-- Start Dataset --
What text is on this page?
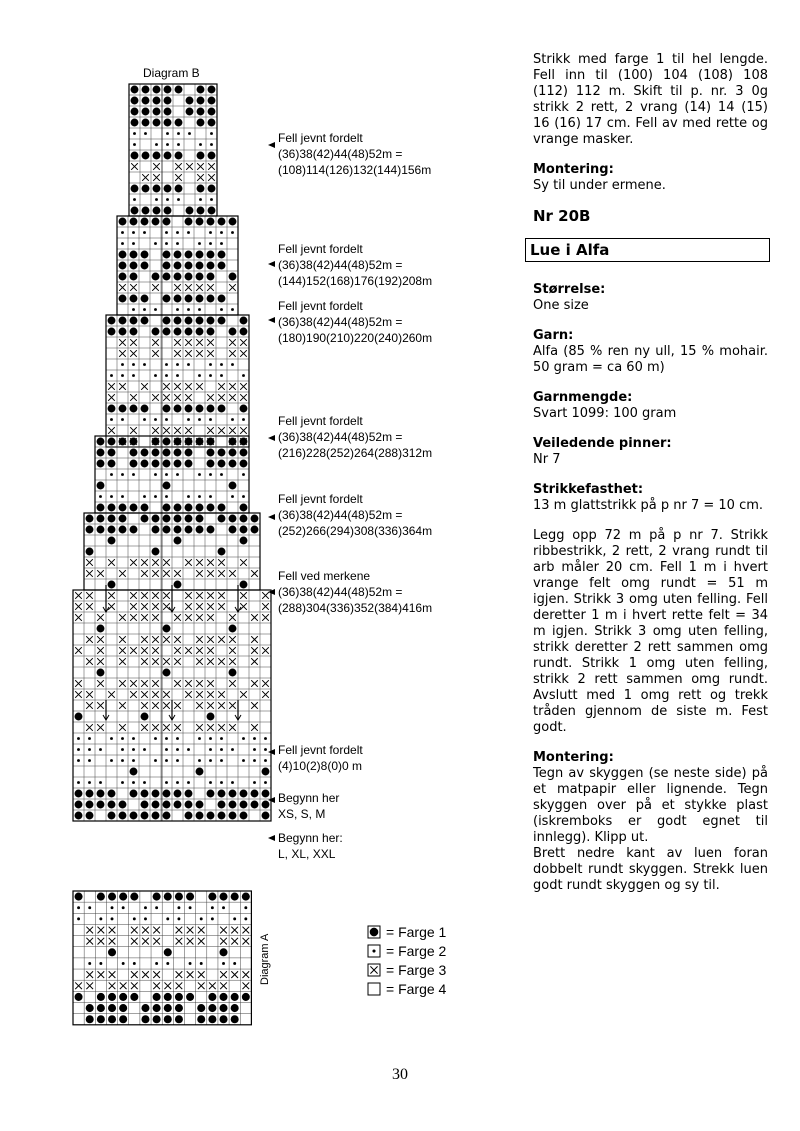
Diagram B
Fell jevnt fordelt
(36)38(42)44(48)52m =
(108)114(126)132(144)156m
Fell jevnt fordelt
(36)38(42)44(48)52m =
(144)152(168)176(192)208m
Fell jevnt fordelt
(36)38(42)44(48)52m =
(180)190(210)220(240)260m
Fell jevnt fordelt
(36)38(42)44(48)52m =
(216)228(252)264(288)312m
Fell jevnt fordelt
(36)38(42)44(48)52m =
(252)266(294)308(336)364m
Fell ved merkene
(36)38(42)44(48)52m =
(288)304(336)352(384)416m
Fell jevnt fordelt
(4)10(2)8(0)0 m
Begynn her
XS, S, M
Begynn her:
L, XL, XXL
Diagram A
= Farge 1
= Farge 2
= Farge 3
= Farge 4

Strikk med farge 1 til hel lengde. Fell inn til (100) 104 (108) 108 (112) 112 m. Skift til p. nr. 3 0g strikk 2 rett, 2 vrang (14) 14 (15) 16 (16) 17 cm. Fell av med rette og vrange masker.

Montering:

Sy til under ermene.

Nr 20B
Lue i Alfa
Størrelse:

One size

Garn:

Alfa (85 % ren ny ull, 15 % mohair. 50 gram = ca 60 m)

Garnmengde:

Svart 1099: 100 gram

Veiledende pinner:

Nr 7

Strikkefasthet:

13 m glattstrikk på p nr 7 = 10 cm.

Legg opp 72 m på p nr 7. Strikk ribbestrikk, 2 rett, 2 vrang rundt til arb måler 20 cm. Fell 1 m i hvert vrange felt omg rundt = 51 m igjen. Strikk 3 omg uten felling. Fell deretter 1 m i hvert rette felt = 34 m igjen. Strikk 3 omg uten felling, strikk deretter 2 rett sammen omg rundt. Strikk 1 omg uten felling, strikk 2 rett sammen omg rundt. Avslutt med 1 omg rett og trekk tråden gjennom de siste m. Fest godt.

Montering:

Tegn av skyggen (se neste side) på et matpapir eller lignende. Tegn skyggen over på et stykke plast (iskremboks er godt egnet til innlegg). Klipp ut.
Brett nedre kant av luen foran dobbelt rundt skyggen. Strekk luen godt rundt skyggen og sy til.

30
-- End Dataset --
| Objective |
Above are entries; state the number of lines among them that contain "Alfa", and nothing else.

| Written solution |
2